**AIM**
Exactly as written, retype the listing below, omitting the pictures.

**ENTRIES SUPPLIED**

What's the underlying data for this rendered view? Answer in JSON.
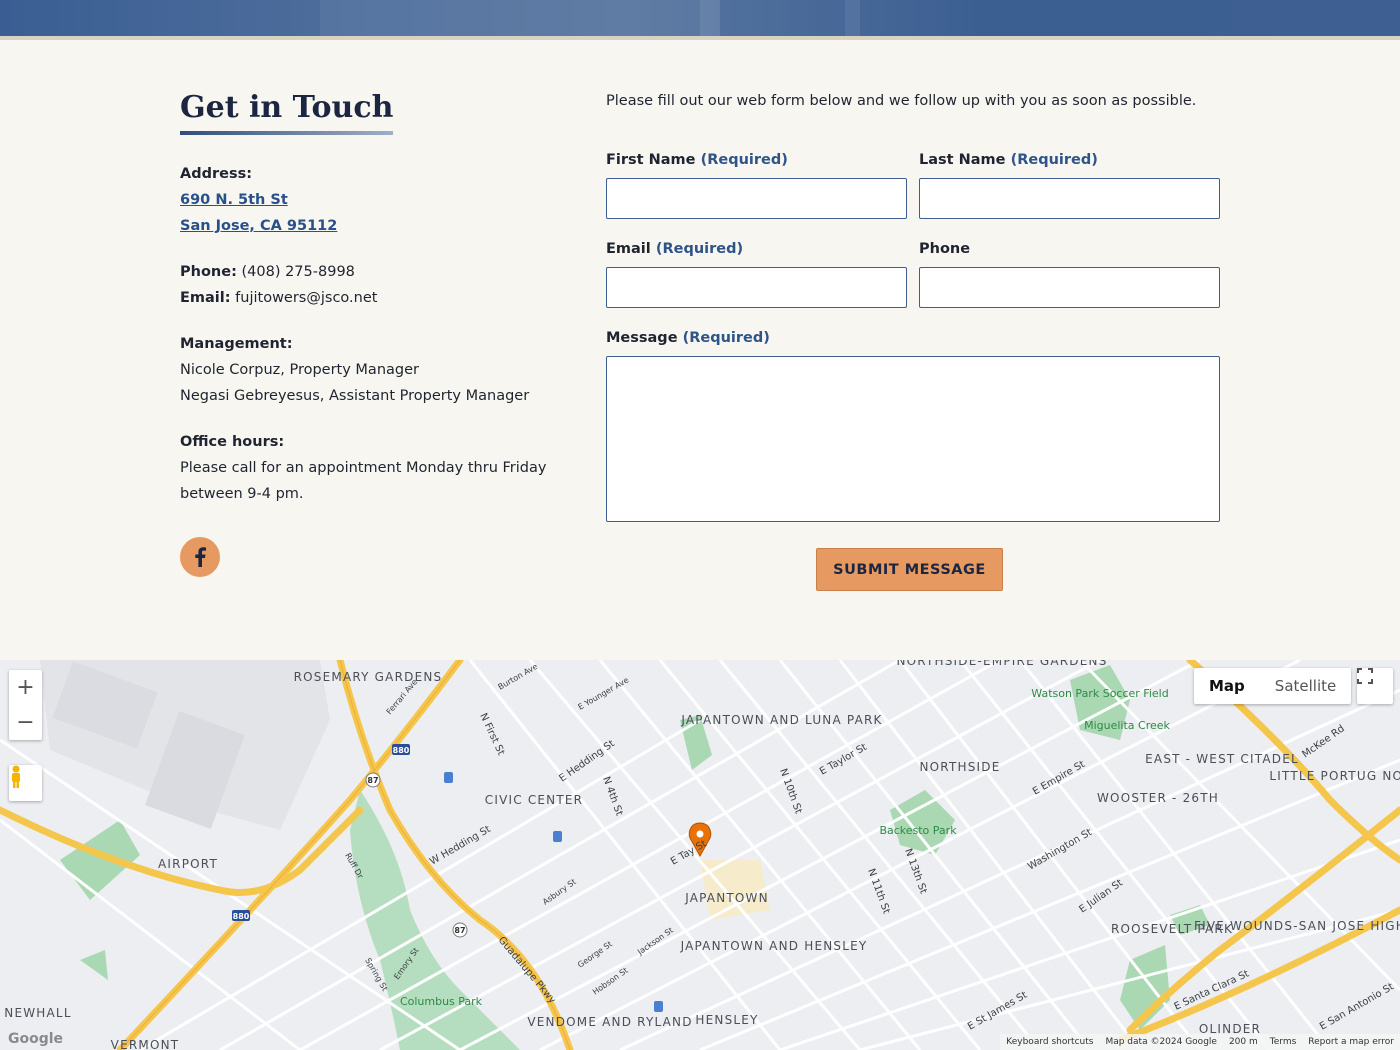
{
  "contact": {
    "heading": "Get in Touch",
    "address_label": "Address:",
    "address_line1": "690 N. 5th St",
    "address_line2": "San Jose, CA 95112",
    "phone_label": "Phone:",
    "phone_value": "(408) 275-8998",
    "email_label": "Email:",
    "email_value": "fujitowers@jsco.net",
    "management_label": "Management:",
    "managers": [
      "Nicole Corpuz, Property Manager",
      "Negasi Gebreyesus, Assistant Property Manager"
    ],
    "hours_label": "Office hours:",
    "hours_line1": "Please call for an appointment Monday thru Friday",
    "hours_line2": "between 9-4 pm.",
    "social_icon": "facebook-icon"
  },
  "form": {
    "intro": "Please fill out our web form below and we follow up with you as soon as possible.",
    "first_name": "First Name",
    "last_name": "Last Name",
    "email": "Email",
    "phone": "Phone",
    "message": "Message",
    "required": "(Required)",
    "submit": "SUBMIT MESSAGE",
    "first_name_value": "",
    "last_name_value": "",
    "email_value": "",
    "phone_value": "",
    "message_value": ""
  },
  "map": {
    "zoom_in": "+",
    "zoom_out": "−",
    "type_map": "Map",
    "type_satellite": "Satellite",
    "logo": "Google",
    "footer": [
      "Keyboard shortcuts",
      "Map data ©2024 Google",
      "200 m",
      "Terms",
      "Report a map error"
    ],
    "areas": [
      "ROSEMARY GARDENS",
      "CIVIC CENTER",
      "JAPANTOWN AND LUNA PARK",
      "NORTHSIDE",
      "NORTHSIDE-EMPIRE GARDENS",
      "EAST - WEST CITADEL",
      "WOOSTER - 26TH",
      "LITTLE PORTUG NORTH",
      "AIRPORT",
      "JAPANTOWN",
      "JAPANTOWN AND HENSLEY",
      "ROOSEVELT PARK",
      "FIVE WOUNDS-SAN JOSE HIGH",
      "VENDOME AND RYLAND",
      "HENSLEY",
      "OLINDER",
      "NEWHALL",
      "VERMONT"
    ],
    "parks": [
      "Watson Park Soccer Field",
      "Miguelita Creek",
      "Backesto Park",
      "Columbus Park"
    ],
    "streets": [
      "N First St",
      "N 4th St",
      "E Hedding St",
      "W Hedding St",
      "E Taylor St",
      "N 10th St",
      "N 11th St",
      "N 13th St",
      "E Julian St",
      "E Santa Clara St",
      "Guadalupe Pkwy",
      "E St James St",
      "E Empire St",
      "Washington St",
      "McKee Rd",
      "E San Antonio St",
      "E Tay  St",
      "Burton Ave",
      "Ferrari Ave",
      "E Younger Ave",
      "Ruff Dr",
      "Emory St",
      "Spring St",
      "Asbury St",
      "George St",
      "Hobson St",
      "Jackson St"
    ],
    "highways": [
      "880",
      "87"
    ]
  }
}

**ANSWER TO THIS TASK**
What's the underlying data for this rendered view? Answer in JSON.
{
  "contact": {
    "heading": "Get in Touch",
    "address_label": "Address:",
    "address_line1": "690 N. 5th St",
    "address_line2": "San Jose, CA 95112",
    "phone_label": "Phone:",
    "phone_value": "(408) 275-8998",
    "email_label": "Email:",
    "email_value": "fujitowers@jsco.net",
    "management_label": "Management:",
    "managers": [
      "Nicole Corpuz, Property Manager",
      "Negasi Gebreyesus, Assistant Property Manager"
    ],
    "hours_label": "Office hours:",
    "hours_line1": "Please call for an appointment Monday thru Friday",
    "hours_line2": "between 9-4 pm.",
    "social_icon": "facebook-icon"
  },
  "form": {
    "intro": "Please fill out our web form below and we follow up with you as soon as possible.",
    "first_name": "First Name",
    "last_name": "Last Name",
    "email": "Email",
    "phone": "Phone",
    "message": "Message",
    "required": "(Required)",
    "submit": "SUBMIT MESSAGE",
    "first_name_value": "",
    "last_name_value": "",
    "email_value": "",
    "phone_value": "",
    "message_value": ""
  },
  "map": {
    "zoom_in": "+",
    "zoom_out": "−",
    "type_map": "Map",
    "type_satellite": "Satellite",
    "logo": "Google",
    "footer": [
      "Keyboard shortcuts",
      "Map data ©2024 Google",
      "200 m",
      "Terms",
      "Report a map error"
    ],
    "areas": [
      "ROSEMARY GARDENS",
      "CIVIC CENTER",
      "JAPANTOWN AND LUNA PARK",
      "NORTHSIDE",
      "NORTHSIDE-EMPIRE GARDENS",
      "EAST - WEST CITADEL",
      "WOOSTER - 26TH",
      "LITTLE PORTUG NORTH",
      "AIRPORT",
      "JAPANTOWN",
      "JAPANTOWN AND HENSLEY",
      "ROOSEVELT PARK",
      "FIVE WOUNDS-SAN JOSE HIGH",
      "VENDOME AND RYLAND",
      "HENSLEY",
      "OLINDER",
      "NEWHALL",
      "VERMONT"
    ],
    "parks": [
      "Watson Park Soccer Field",
      "Miguelita Creek",
      "Backesto Park",
      "Columbus Park"
    ],
    "streets": [
      "N First St",
      "N 4th St",
      "E Hedding St",
      "W Hedding St",
      "E Taylor St",
      "N 10th St",
      "N 11th St",
      "N 13th St",
      "E Julian St",
      "E Santa Clara St",
      "Guadalupe Pkwy",
      "E St James St",
      "E Empire St",
      "Washington St",
      "McKee Rd",
      "E San Antonio St",
      "E Tay  St",
      "Burton Ave",
      "Ferrari Ave",
      "E Younger Ave",
      "Ruff Dr",
      "Emory St",
      "Spring St",
      "Asbury St",
      "George St",
      "Hobson St",
      "Jackson St"
    ],
    "highways": [
      "880",
      "87"
    ]
  }
}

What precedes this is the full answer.